- WHAT IS EXPECTED
List all the lines in these records that hold "table".

- DATA TO PROCESS
** Start **
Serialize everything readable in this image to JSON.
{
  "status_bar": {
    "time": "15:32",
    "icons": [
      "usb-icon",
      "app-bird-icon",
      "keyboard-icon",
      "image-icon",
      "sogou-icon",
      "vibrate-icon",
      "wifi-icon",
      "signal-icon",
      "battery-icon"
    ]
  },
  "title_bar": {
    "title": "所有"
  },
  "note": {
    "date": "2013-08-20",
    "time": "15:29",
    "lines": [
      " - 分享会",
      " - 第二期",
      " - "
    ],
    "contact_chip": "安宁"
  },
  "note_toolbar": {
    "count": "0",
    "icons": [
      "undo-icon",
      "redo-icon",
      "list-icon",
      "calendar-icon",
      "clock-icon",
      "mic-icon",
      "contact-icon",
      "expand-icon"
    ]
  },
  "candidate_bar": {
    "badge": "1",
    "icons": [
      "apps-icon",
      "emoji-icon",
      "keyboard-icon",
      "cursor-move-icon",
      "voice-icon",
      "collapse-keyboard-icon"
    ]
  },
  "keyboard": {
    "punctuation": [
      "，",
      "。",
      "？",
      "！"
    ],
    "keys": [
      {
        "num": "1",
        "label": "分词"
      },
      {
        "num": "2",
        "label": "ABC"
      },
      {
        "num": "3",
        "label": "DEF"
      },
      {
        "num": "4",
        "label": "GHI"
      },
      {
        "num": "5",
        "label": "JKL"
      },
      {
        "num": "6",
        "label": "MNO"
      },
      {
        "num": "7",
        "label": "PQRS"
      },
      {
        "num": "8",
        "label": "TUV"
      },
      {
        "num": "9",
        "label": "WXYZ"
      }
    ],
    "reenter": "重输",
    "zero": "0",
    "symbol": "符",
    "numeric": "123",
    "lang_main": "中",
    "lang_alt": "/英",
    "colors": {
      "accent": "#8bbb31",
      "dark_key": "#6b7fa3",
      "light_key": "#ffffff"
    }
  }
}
** End **
** Start **
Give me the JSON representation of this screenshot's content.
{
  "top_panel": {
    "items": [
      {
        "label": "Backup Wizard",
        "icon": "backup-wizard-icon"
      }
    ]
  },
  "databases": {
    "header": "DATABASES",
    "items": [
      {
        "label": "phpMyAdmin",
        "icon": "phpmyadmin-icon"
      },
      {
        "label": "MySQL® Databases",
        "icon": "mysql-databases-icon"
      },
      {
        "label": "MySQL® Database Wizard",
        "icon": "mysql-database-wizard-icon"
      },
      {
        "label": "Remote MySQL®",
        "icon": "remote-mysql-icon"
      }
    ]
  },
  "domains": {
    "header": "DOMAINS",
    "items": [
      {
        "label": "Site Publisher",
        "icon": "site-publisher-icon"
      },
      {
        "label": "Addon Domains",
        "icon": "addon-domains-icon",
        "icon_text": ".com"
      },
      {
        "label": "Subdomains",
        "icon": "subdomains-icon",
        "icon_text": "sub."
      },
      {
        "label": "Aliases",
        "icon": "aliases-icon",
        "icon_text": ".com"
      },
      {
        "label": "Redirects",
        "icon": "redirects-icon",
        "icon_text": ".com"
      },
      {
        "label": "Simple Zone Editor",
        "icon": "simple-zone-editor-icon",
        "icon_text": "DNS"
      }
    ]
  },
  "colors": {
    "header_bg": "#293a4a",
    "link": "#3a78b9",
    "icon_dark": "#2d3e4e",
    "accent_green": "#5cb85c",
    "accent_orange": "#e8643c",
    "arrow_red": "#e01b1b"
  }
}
** End **
** Start **
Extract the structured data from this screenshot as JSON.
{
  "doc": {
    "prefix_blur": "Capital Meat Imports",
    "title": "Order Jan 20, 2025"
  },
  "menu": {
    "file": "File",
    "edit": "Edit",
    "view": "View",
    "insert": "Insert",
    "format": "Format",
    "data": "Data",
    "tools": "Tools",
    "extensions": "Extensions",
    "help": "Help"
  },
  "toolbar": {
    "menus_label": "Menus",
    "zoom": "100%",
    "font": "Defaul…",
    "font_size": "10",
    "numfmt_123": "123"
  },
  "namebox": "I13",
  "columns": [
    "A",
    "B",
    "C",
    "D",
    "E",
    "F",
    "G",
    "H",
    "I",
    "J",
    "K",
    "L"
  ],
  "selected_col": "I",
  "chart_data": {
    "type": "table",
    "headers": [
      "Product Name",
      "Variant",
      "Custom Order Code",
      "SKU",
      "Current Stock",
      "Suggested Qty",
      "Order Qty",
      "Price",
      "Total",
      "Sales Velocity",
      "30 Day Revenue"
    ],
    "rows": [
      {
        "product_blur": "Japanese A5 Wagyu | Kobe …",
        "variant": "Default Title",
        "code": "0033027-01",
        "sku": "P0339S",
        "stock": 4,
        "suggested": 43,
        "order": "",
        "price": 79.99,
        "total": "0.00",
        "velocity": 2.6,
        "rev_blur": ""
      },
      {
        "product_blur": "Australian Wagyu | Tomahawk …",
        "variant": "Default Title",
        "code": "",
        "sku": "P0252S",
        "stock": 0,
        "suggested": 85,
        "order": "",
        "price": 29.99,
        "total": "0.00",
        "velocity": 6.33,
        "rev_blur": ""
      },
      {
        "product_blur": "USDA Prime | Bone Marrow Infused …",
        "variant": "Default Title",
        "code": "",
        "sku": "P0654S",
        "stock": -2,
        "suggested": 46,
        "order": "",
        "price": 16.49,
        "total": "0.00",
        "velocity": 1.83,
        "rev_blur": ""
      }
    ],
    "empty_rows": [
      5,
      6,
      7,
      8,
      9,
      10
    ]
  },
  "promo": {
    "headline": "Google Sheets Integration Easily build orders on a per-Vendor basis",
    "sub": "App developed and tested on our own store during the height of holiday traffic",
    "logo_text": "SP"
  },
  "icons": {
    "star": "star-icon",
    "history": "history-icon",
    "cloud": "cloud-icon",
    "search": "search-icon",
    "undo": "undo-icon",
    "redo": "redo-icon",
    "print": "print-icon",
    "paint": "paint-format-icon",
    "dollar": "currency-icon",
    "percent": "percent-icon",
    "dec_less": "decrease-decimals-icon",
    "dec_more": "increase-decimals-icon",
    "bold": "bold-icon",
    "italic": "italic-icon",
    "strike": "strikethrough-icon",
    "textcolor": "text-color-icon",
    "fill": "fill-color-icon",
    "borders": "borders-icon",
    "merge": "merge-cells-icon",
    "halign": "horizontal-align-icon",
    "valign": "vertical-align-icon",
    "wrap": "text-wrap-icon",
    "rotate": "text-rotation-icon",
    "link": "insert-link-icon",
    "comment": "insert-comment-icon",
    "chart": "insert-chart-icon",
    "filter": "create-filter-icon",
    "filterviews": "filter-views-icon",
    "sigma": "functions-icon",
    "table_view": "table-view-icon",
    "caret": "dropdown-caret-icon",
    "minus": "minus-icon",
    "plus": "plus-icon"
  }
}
** End **
- SOLUTION TO THIS EXERCISE
    "type": "table",
    "table_view": "table-view-icon",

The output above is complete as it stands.